» **WHAT IS BEING ASKED**: Check every line of the data below for the string "name", and copy the ones that hold it.

» **Records from a collection of figures**:

--- Begin ---

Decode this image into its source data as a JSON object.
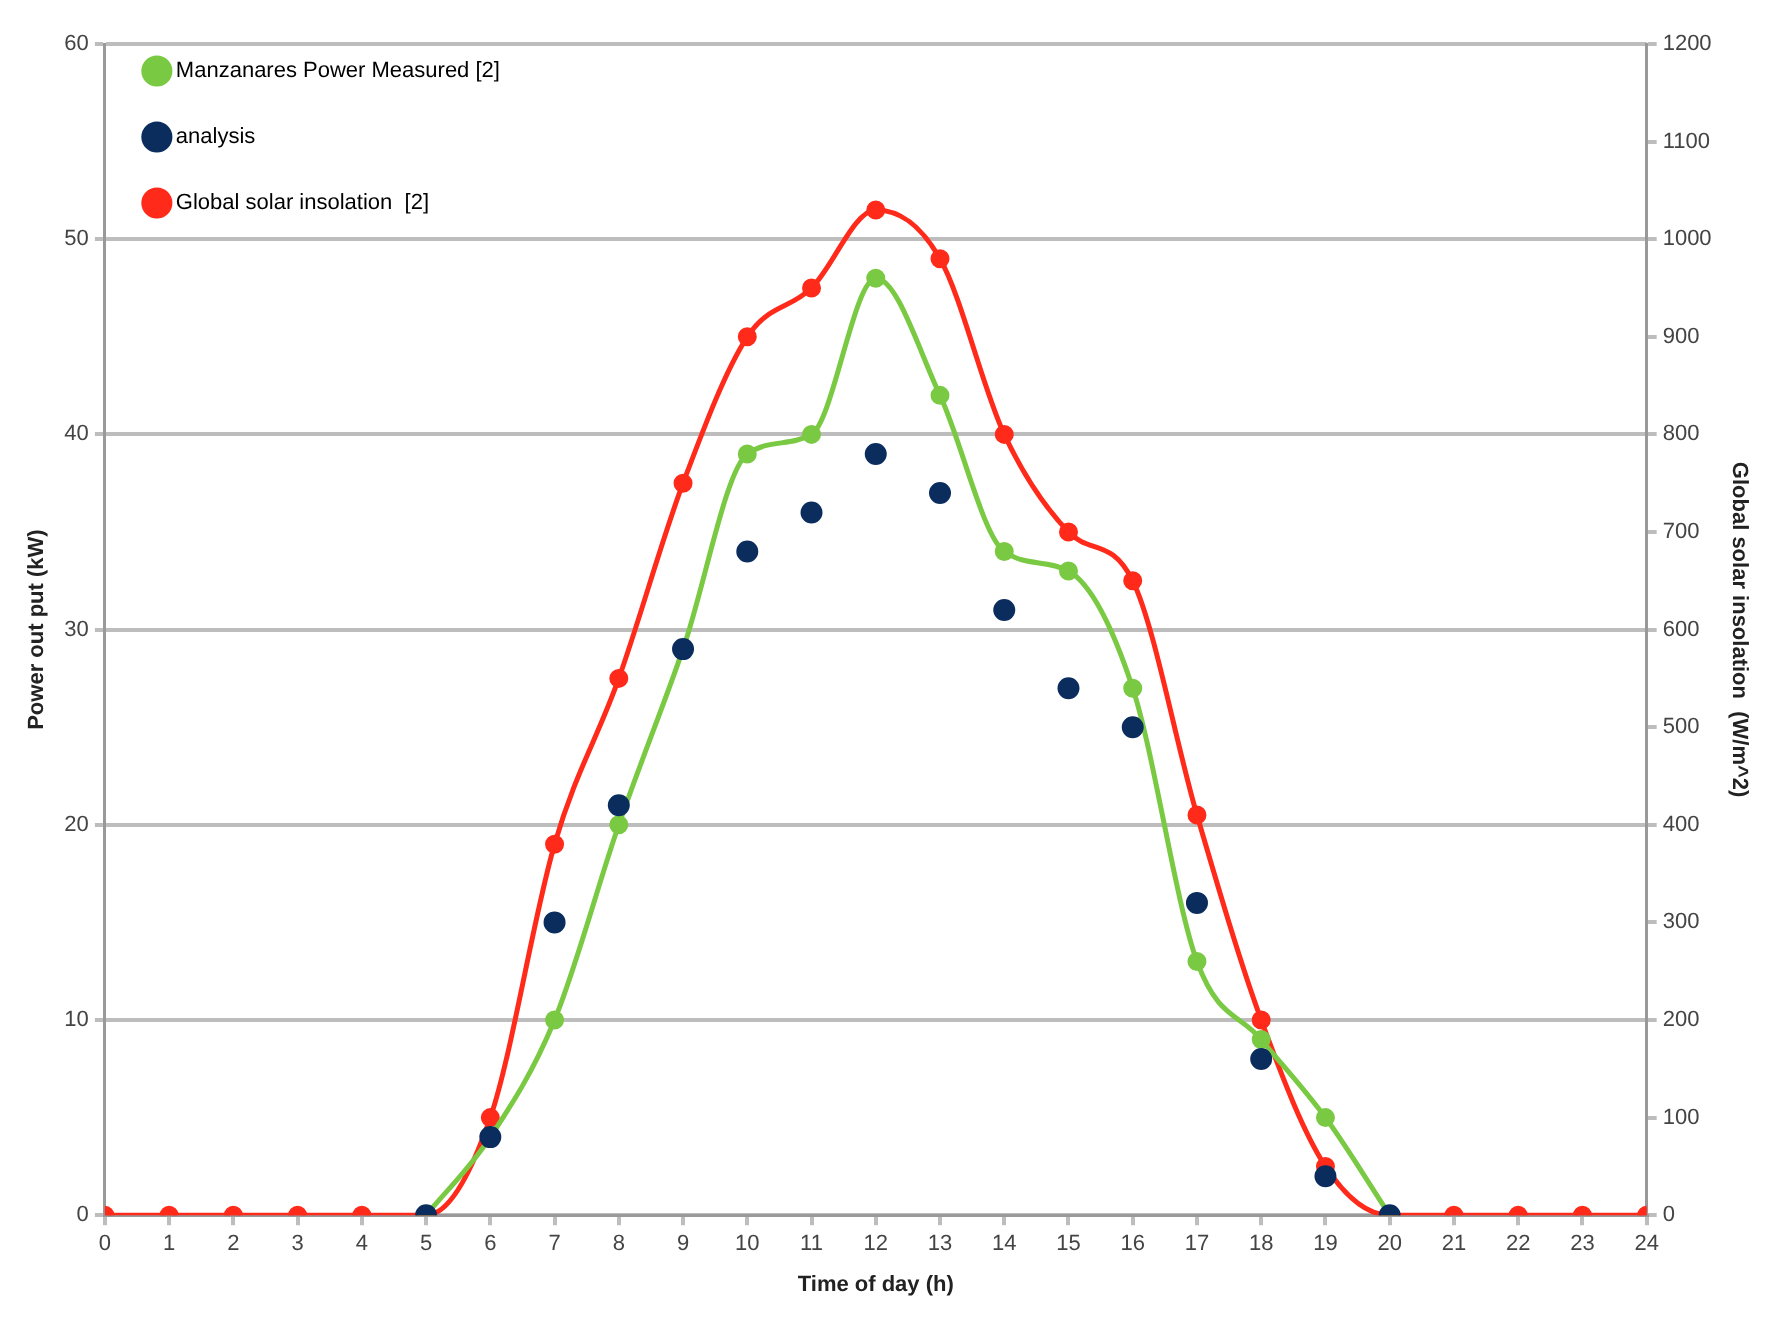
{
  "chart_data": {
    "type": "line",
    "xlabel": "Time of day (h)",
    "ylabel": "Power out put (kW)",
    "y2label": "Global solar insolation  (W/m^2)",
    "x": [
      0,
      1,
      2,
      3,
      4,
      5,
      6,
      7,
      8,
      9,
      10,
      11,
      12,
      13,
      14,
      15,
      16,
      17,
      18,
      19,
      20,
      21,
      22,
      23,
      24
    ],
    "series": [
      {
        "name": "Manzanares Power Measured [2]",
        "color": "#7ac943",
        "values": [
          null,
          null,
          null,
          null,
          null,
          0,
          4,
          10,
          20,
          29,
          39,
          40,
          48,
          42,
          34,
          33,
          27,
          13,
          9,
          5,
          0,
          null,
          null,
          null,
          null
        ]
      },
      {
        "name": "analysis",
        "type": "scatter",
        "color": "#0b2d5e",
        "values": [
          null,
          null,
          null,
          null,
          null,
          0,
          4,
          15,
          21,
          29,
          34,
          36,
          39,
          37,
          31,
          27,
          25,
          16,
          8,
          2,
          0,
          null,
          null,
          null,
          null
        ]
      },
      {
        "name": "Global solar insolation  [2]",
        "color": "#ff2a1a",
        "axis": "y2",
        "values": [
          0,
          0,
          0,
          0,
          0,
          0,
          100,
          380,
          550,
          750,
          900,
          950,
          1030,
          980,
          800,
          700,
          650,
          410,
          200,
          50,
          0,
          0,
          0,
          0,
          0
        ]
      }
    ],
    "xlim": [
      0,
      24
    ],
    "xticks": [
      0,
      1,
      2,
      3,
      4,
      5,
      6,
      7,
      8,
      9,
      10,
      11,
      12,
      13,
      14,
      15,
      16,
      17,
      18,
      19,
      20,
      21,
      22,
      23,
      24
    ],
    "ylim": [
      0,
      60
    ],
    "yticks": [
      0,
      10,
      20,
      30,
      40,
      50,
      60
    ],
    "y2lim": [
      0,
      1200
    ],
    "y2ticks": [
      0,
      100,
      200,
      300,
      400,
      500,
      600,
      700,
      800,
      900,
      1000,
      1100,
      1200
    ],
    "grid": "y",
    "legend": "top left",
    "marker": "circle"
  }
}
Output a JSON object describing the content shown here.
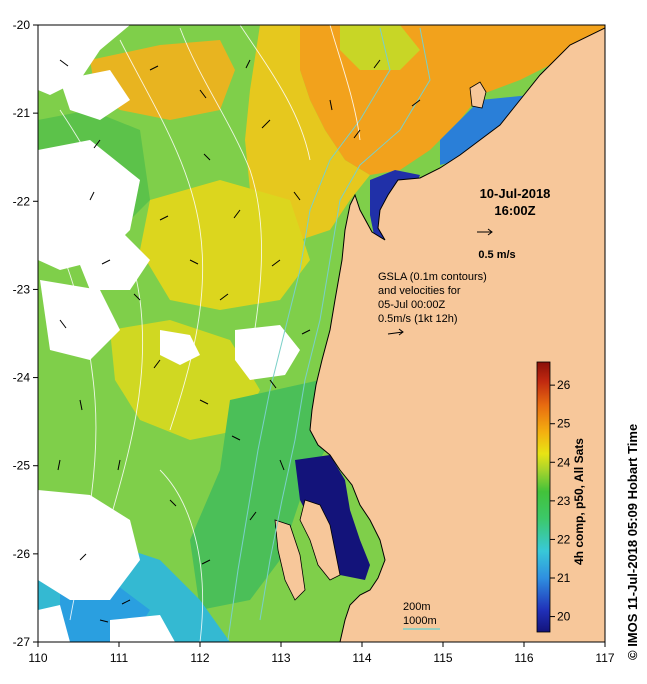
{
  "chart_data": {
    "type": "heatmap",
    "xlim": [
      110,
      117
    ],
    "ylim": [
      -27,
      -20
    ],
    "x_ticks": [
      "110",
      "111",
      "112",
      "113",
      "114",
      "115",
      "116",
      "117"
    ],
    "y_ticks": [
      "-20",
      "-21",
      "-22",
      "-23",
      "-24",
      "-25",
      "-26",
      "-27"
    ],
    "colorbar": {
      "ticks": [
        "26",
        "25",
        "24",
        "23",
        "22",
        "21",
        "20"
      ],
      "range": [
        19.6,
        26.6
      ],
      "label": "4h comp, p50, All Sats"
    },
    "date_line1": "10-Jul-2018",
    "date_line2": "16:00Z",
    "scale_label": "0.5 m/s",
    "gsla_lines": [
      "GSLA (0.1m contours)",
      "and velocities for",
      "05-Jul 00:00Z",
      "0.5m/s (1kt 12h)"
    ],
    "depth_labels": [
      "200m",
      "1000m"
    ],
    "credit": "© IMOS 11-Jul-2018 05:09 Hobart Time",
    "colors": {
      "land": "#f7c79a",
      "cloud": "#ffffff",
      "depth_200": "#7ad0c8",
      "depth_1000": "#7ad0c8"
    }
  }
}
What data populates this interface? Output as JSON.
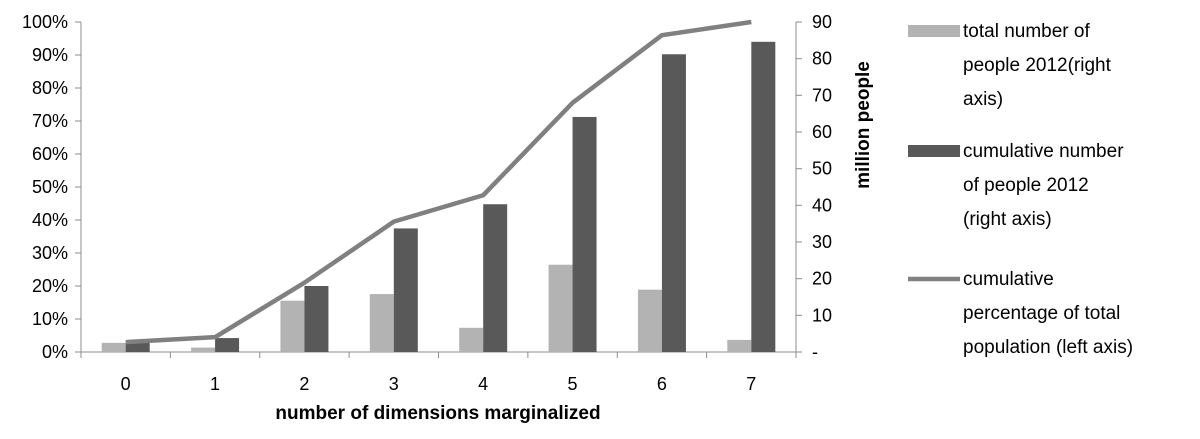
{
  "chart_data": {
    "type": "bar",
    "title": "",
    "xlabel": "number of dimensions marginalized",
    "ylabel_left": "",
    "ylabel_right": "million people",
    "categories": [
      "0",
      "1",
      "2",
      "3",
      "4",
      "5",
      "6",
      "7"
    ],
    "ylim_left": [
      0,
      1
    ],
    "ylim_right": [
      0,
      90
    ],
    "left_ticks": [
      "0%",
      "10%",
      "20%",
      "30%",
      "40%",
      "50%",
      "60%",
      "70%",
      "80%",
      "90%",
      "100%"
    ],
    "right_ticks": [
      "-",
      "10",
      "20",
      "30",
      "40",
      "50",
      "60",
      "70",
      "80",
      "90"
    ],
    "series": [
      {
        "name": "total number of people 2012(right axis)",
        "type": "bar",
        "axis": "right",
        "color": "#b3b3b3",
        "values": [
          2.5,
          1.2,
          14,
          15.8,
          6.6,
          23.8,
          17,
          3.3
        ]
      },
      {
        "name": "cumulative number of people 2012 (right axis)",
        "type": "bar",
        "axis": "right",
        "color": "#595959",
        "values": [
          2.5,
          3.8,
          18,
          33.7,
          40.3,
          64.1,
          81.2,
          84.6
        ]
      },
      {
        "name": "cumulative percentage of total population (left axis)",
        "type": "line",
        "axis": "left",
        "color": "#808080",
        "values": [
          0.03,
          0.045,
          0.21,
          0.395,
          0.475,
          0.755,
          0.96,
          1.0
        ]
      }
    ],
    "legend_position": "right",
    "legend": [
      {
        "lines": [
          "total number of",
          "people 2012(right",
          "axis)"
        ],
        "kind": "bar",
        "color": "#b3b3b3"
      },
      {
        "lines": [
          "cumulative number",
          "of people 2012",
          "(right axis)"
        ],
        "kind": "bar",
        "color": "#595959"
      },
      {
        "lines": [
          "cumulative",
          "percentage of total",
          "population (left axis)"
        ],
        "kind": "line",
        "color": "#808080"
      }
    ],
    "grid": false
  }
}
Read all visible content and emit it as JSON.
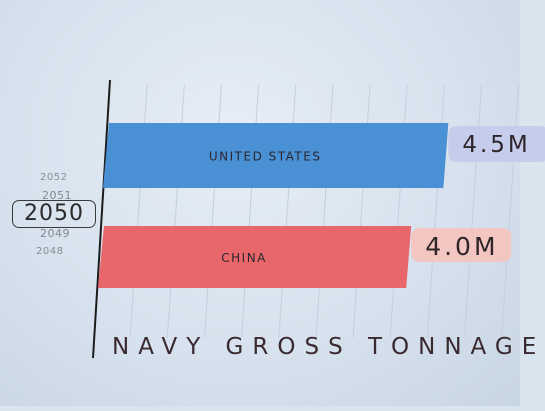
{
  "years": {
    "above_far": "2052",
    "above_near": "2051",
    "current": "2050",
    "below_near": "2049",
    "below_far": "2048"
  },
  "axis_title": "NAVY GROSS TONNAGE",
  "chart_data": {
    "type": "bar",
    "orientation": "horizontal",
    "categories": [
      "UNITED STATES",
      "CHINA"
    ],
    "values": [
      4.5,
      4.0
    ],
    "value_labels": [
      "4.5M",
      "4.0M"
    ],
    "unit": "M",
    "xlabel": "NAVY GROSS TONNAGE",
    "xlim": [
      0,
      5.5
    ],
    "grid": true,
    "bar_colors": [
      "#4a90d4",
      "#e8676a"
    ],
    "label_box_colors": [
      "#c6cdec",
      "#f4c6c2"
    ]
  }
}
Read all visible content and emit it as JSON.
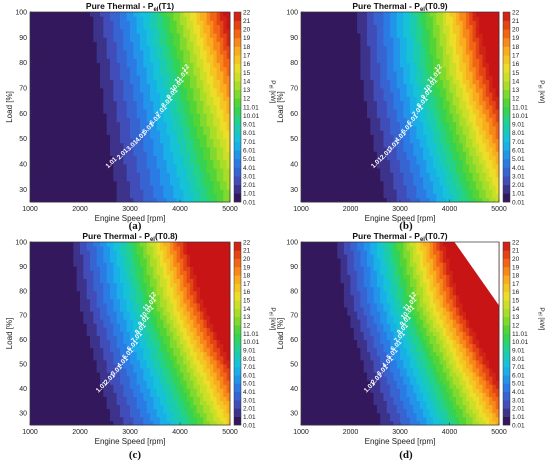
{
  "chart_data": [
    {
      "type": "heatmap",
      "panel_label": "(a)",
      "title": "Pure Thermal - P",
      "title_sub": "el",
      "title_suffix": "(T1)",
      "xlabel": "Engine Speed [rpm]",
      "ylabel": "Load [%]",
      "xlim": [
        1000,
        5000
      ],
      "ylim": [
        25,
        100
      ],
      "x_ticks": [
        "1000",
        "2000",
        "3000",
        "4000",
        "5000"
      ],
      "y_ticks": [
        "30",
        "40",
        "50",
        "60",
        "70",
        "80",
        "90",
        "100"
      ],
      "colorbar_label": "P",
      "colorbar_label_sub": "el",
      "colorbar_unit": "[kW]",
      "colorbar_ticks": [
        "0.01",
        "1.01",
        "2.01",
        "3.01",
        "4.01",
        "5.01",
        "6.01",
        "7.01",
        "8.01",
        "9.01",
        "10.01",
        "11.01",
        "12",
        "13",
        "14",
        "15",
        "16",
        "17",
        "18",
        "19",
        "20",
        "21",
        "22"
      ],
      "zero_speed": [
        2450,
        2300,
        2150,
        2000
      ],
      "gain": 1.0,
      "contour_labels": [
        "1.01",
        "2.01",
        "3.01",
        "4.01",
        "5.01",
        "6.01",
        "7.01",
        "8.01",
        "9.01",
        "10.01",
        "11.01",
        "12"
      ]
    },
    {
      "type": "heatmap",
      "panel_label": "(b)",
      "title": "Pure Thermal - P",
      "title_sub": "el",
      "title_suffix": "(T0.9)",
      "xlabel": "Engine Speed [rpm]",
      "ylabel": "Load [%]",
      "xlim": [
        1000,
        5000
      ],
      "ylim": [
        25,
        100
      ],
      "x_ticks": [
        "1000",
        "2000",
        "3000",
        "4000",
        "5000"
      ],
      "y_ticks": [
        "30",
        "40",
        "50",
        "60",
        "70",
        "80",
        "90",
        "100"
      ],
      "colorbar_label": "P",
      "colorbar_label_sub": "el",
      "colorbar_unit": "[kW]",
      "colorbar_ticks": [
        "0.01",
        "1.01",
        "2.01",
        "3.01",
        "4.01",
        "5.01",
        "6.01",
        "7.01",
        "8.01",
        "9.01",
        "10.01",
        "11.01",
        "12",
        "13",
        "14",
        "15",
        "16",
        "17",
        "18",
        "19",
        "20",
        "21",
        "22"
      ],
      "zero_speed": [
        2450,
        2200,
        2000,
        1950
      ],
      "gain": 1.15,
      "contour_labels": [
        "1.01",
        "2.01",
        "3.01",
        "4.01",
        "5.01",
        "6.01",
        "7.01",
        "8.01",
        "9.01",
        "10.01",
        "11.01",
        "12"
      ]
    },
    {
      "type": "heatmap",
      "panel_label": "(c)",
      "title": "Pure Thermal - P",
      "title_sub": "el",
      "title_suffix": "(T0.8)",
      "xlabel": "Engine Speed [rpm]",
      "ylabel": "Load [%]",
      "xlim": [
        1000,
        5000
      ],
      "ylim": [
        25,
        100
      ],
      "x_ticks": [
        "1000",
        "2000",
        "3000",
        "4000",
        "5000"
      ],
      "y_ticks": [
        "30",
        "40",
        "50",
        "60",
        "70",
        "80",
        "90",
        "100"
      ],
      "colorbar_label": "P",
      "colorbar_label_sub": "el",
      "colorbar_unit": "[kW]",
      "colorbar_ticks": [
        "0.01",
        "1.01",
        "2.01",
        "3.01",
        "4.01",
        "5.01",
        "6.01",
        "7.01",
        "8.01",
        "9.01",
        "10.01",
        "11.01",
        "12",
        "13",
        "14",
        "15",
        "16",
        "17",
        "18",
        "19",
        "20",
        "21",
        "22"
      ],
      "zero_speed": [
        2400,
        2100,
        1800,
        1650
      ],
      "gain": 1.25,
      "contour_labels": [
        "1.01",
        "2.01",
        "3.01",
        "4.01",
        "5.01",
        "6.01",
        "7.01",
        "8.01",
        "9.01",
        "10.01",
        "11.01",
        "12"
      ]
    },
    {
      "type": "heatmap",
      "panel_label": "(d)",
      "title": "Pure Thermal - P",
      "title_sub": "el",
      "title_suffix": "(T0.7)",
      "xlabel": "Engine Speed [rpm]",
      "ylabel": "Load [%]",
      "xlim": [
        1000,
        5000
      ],
      "ylim": [
        25,
        100
      ],
      "x_ticks": [
        "1000",
        "2000",
        "3000",
        "4000",
        "5000"
      ],
      "y_ticks": [
        "30",
        "40",
        "50",
        "60",
        "70",
        "80",
        "90",
        "100"
      ],
      "colorbar_label": "P",
      "colorbar_label_sub": "el",
      "colorbar_unit": "[kW]",
      "colorbar_ticks": [
        "0.01",
        "1.01",
        "2.01",
        "3.01",
        "4.01",
        "5.01",
        "6.01",
        "7.01",
        "8.01",
        "9.01",
        "10.01",
        "11.01",
        "12",
        "13",
        "14",
        "15",
        "16",
        "17",
        "18",
        "19",
        "20",
        "21",
        "22"
      ],
      "zero_speed": [
        2400,
        2050,
        1700,
        1550
      ],
      "gain": 1.35,
      "contour_labels": [
        "1.01",
        "2.01",
        "3.01",
        "4.01",
        "5.01",
        "6.01",
        "7.01",
        "8.01",
        "9.01",
        "10.01",
        "11.01",
        "12"
      ]
    }
  ]
}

--- End ---

» **ANSWER FOR THE TASK**:
        "name": "Manzanares Power Measured [2]",
        "name": "analysis",
        "name": "Global solar insolation  [2]",
        "name": "total number of people 2012(right axis)",
        "name": "cumulative number of people 2012 (right axis)",
        "name": "cumulative percentage of total population (left axis)",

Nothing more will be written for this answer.